REQUIREMENTS: Copy the listing below in full and skip every picture.

ROWS:
========================================================================
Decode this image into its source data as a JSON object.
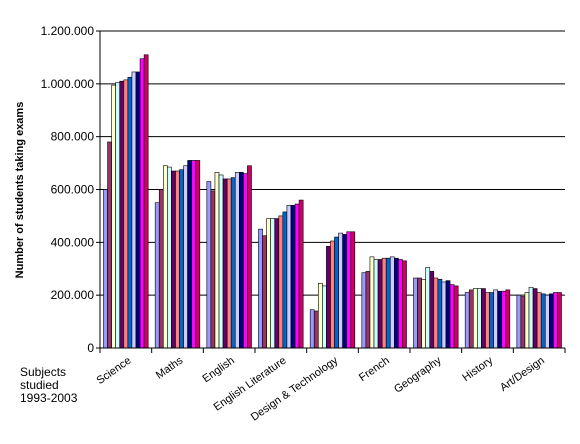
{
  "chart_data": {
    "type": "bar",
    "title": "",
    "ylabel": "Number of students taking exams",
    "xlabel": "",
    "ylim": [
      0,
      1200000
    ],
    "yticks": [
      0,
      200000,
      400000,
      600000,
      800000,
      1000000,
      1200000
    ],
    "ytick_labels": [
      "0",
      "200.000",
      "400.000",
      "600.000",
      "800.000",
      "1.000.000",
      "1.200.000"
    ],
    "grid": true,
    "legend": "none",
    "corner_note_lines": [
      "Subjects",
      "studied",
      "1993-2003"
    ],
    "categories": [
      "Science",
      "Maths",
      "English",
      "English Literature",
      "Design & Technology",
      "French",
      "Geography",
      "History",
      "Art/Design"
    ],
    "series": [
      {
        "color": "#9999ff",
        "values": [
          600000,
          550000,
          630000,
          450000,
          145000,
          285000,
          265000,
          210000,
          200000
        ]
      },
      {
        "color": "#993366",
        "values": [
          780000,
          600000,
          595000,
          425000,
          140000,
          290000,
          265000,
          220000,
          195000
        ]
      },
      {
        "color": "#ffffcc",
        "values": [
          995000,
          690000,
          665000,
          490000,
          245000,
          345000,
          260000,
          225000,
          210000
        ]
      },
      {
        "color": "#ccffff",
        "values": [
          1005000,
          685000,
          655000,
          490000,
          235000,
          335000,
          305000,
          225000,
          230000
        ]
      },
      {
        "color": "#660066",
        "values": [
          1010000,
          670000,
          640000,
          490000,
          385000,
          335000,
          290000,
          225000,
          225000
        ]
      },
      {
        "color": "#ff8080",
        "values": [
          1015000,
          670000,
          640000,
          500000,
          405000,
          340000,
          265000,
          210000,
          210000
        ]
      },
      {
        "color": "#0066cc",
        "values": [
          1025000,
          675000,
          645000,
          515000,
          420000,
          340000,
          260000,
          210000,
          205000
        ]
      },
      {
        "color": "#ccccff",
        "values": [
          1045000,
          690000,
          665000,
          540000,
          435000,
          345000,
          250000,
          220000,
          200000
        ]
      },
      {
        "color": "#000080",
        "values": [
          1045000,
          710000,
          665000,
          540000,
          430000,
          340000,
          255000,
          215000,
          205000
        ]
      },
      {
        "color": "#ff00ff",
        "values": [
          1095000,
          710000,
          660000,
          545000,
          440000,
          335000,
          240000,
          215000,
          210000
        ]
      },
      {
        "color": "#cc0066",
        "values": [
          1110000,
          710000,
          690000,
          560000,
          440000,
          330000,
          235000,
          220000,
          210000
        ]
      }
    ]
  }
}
========================================================================
WRITTEN REPLY:
Decode this image into its source data as a JSON object.
{
  "chart_data": {
    "type": "bar",
    "title": "",
    "ylabel": "Number of students taking exams",
    "xlabel": "",
    "ylim": [
      0,
      1200000
    ],
    "yticks": [
      0,
      200000,
      400000,
      600000,
      800000,
      1000000,
      1200000
    ],
    "ytick_labels": [
      "0",
      "200.000",
      "400.000",
      "600.000",
      "800.000",
      "1.000.000",
      "1.200.000"
    ],
    "grid": true,
    "legend": "none",
    "corner_note_lines": [
      "Subjects",
      "studied",
      "1993-2003"
    ],
    "categories": [
      "Science",
      "Maths",
      "English",
      "English Literature",
      "Design & Technology",
      "French",
      "Geography",
      "History",
      "Art/Design"
    ],
    "series": [
      {
        "color": "#9999ff",
        "values": [
          600000,
          550000,
          630000,
          450000,
          145000,
          285000,
          265000,
          210000,
          200000
        ]
      },
      {
        "color": "#993366",
        "values": [
          780000,
          600000,
          595000,
          425000,
          140000,
          290000,
          265000,
          220000,
          195000
        ]
      },
      {
        "color": "#ffffcc",
        "values": [
          995000,
          690000,
          665000,
          490000,
          245000,
          345000,
          260000,
          225000,
          210000
        ]
      },
      {
        "color": "#ccffff",
        "values": [
          1005000,
          685000,
          655000,
          490000,
          235000,
          335000,
          305000,
          225000,
          230000
        ]
      },
      {
        "color": "#660066",
        "values": [
          1010000,
          670000,
          640000,
          490000,
          385000,
          335000,
          290000,
          225000,
          225000
        ]
      },
      {
        "color": "#ff8080",
        "values": [
          1015000,
          670000,
          640000,
          500000,
          405000,
          340000,
          265000,
          210000,
          210000
        ]
      },
      {
        "color": "#0066cc",
        "values": [
          1025000,
          675000,
          645000,
          515000,
          420000,
          340000,
          260000,
          210000,
          205000
        ]
      },
      {
        "color": "#ccccff",
        "values": [
          1045000,
          690000,
          665000,
          540000,
          435000,
          345000,
          250000,
          220000,
          200000
        ]
      },
      {
        "color": "#000080",
        "values": [
          1045000,
          710000,
          665000,
          540000,
          430000,
          340000,
          255000,
          215000,
          205000
        ]
      },
      {
        "color": "#ff00ff",
        "values": [
          1095000,
          710000,
          660000,
          545000,
          440000,
          335000,
          240000,
          215000,
          210000
        ]
      },
      {
        "color": "#cc0066",
        "values": [
          1110000,
          710000,
          690000,
          560000,
          440000,
          330000,
          235000,
          220000,
          210000
        ]
      }
    ]
  }
}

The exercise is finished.